### What the exercise asks
Find the lines of data that contain the string "letter", then list them.

### Input records
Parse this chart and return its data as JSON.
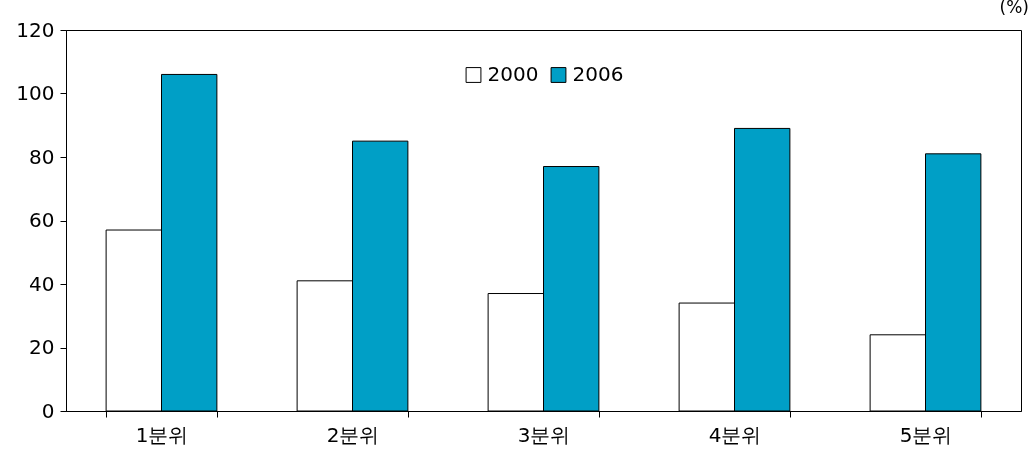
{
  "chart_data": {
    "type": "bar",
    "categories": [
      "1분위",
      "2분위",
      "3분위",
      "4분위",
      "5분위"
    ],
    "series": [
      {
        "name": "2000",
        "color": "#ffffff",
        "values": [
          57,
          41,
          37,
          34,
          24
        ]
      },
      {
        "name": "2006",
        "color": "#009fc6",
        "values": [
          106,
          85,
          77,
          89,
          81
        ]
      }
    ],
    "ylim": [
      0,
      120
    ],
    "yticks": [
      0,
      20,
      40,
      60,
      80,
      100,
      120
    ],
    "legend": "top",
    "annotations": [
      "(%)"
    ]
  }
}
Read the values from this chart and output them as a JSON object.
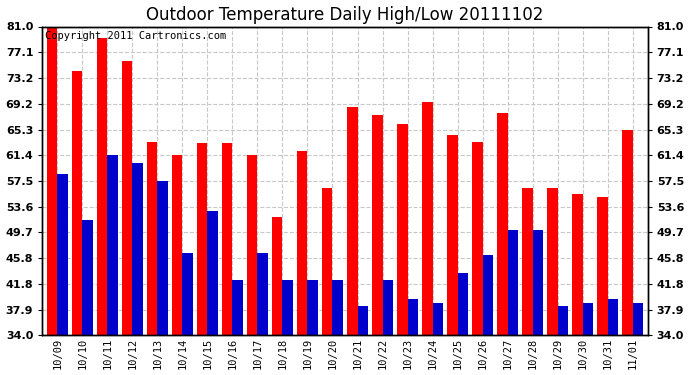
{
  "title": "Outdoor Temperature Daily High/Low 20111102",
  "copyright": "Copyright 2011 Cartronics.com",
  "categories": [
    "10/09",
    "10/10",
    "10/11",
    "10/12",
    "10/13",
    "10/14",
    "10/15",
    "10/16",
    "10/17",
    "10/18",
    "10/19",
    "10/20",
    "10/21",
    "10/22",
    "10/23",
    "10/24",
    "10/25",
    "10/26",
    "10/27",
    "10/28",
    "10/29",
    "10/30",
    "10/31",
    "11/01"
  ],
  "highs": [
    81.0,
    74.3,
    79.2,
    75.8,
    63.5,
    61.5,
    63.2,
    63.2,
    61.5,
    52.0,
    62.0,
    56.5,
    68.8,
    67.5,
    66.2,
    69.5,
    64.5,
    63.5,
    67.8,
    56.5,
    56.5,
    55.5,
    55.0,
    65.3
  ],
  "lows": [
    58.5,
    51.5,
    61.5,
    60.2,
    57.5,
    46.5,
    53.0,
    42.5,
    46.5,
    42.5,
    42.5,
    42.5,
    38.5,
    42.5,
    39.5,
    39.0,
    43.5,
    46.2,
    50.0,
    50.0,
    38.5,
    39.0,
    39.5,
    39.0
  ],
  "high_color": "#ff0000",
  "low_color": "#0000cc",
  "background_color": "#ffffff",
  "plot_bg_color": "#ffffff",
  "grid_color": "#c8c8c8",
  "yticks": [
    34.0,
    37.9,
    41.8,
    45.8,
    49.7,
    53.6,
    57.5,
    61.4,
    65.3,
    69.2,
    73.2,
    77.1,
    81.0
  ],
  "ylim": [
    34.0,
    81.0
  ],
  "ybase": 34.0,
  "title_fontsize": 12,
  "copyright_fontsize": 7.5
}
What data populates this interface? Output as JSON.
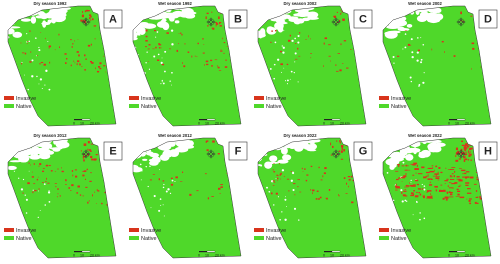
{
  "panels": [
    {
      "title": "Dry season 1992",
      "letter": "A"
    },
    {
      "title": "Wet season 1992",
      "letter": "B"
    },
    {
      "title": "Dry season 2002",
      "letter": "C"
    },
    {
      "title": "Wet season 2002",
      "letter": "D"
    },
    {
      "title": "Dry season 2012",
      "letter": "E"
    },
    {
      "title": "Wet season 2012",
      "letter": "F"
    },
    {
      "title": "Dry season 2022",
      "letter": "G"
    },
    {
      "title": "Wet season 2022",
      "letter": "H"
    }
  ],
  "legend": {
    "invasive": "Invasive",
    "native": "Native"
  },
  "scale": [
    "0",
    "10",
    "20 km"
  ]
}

### Answer to the exercise
      "letter": "A"
      "letter": "B"
      "letter": "C"
      "letter": "D"
      "letter": "E"
      "letter": "F"
      "letter": "G"
      "letter": "H"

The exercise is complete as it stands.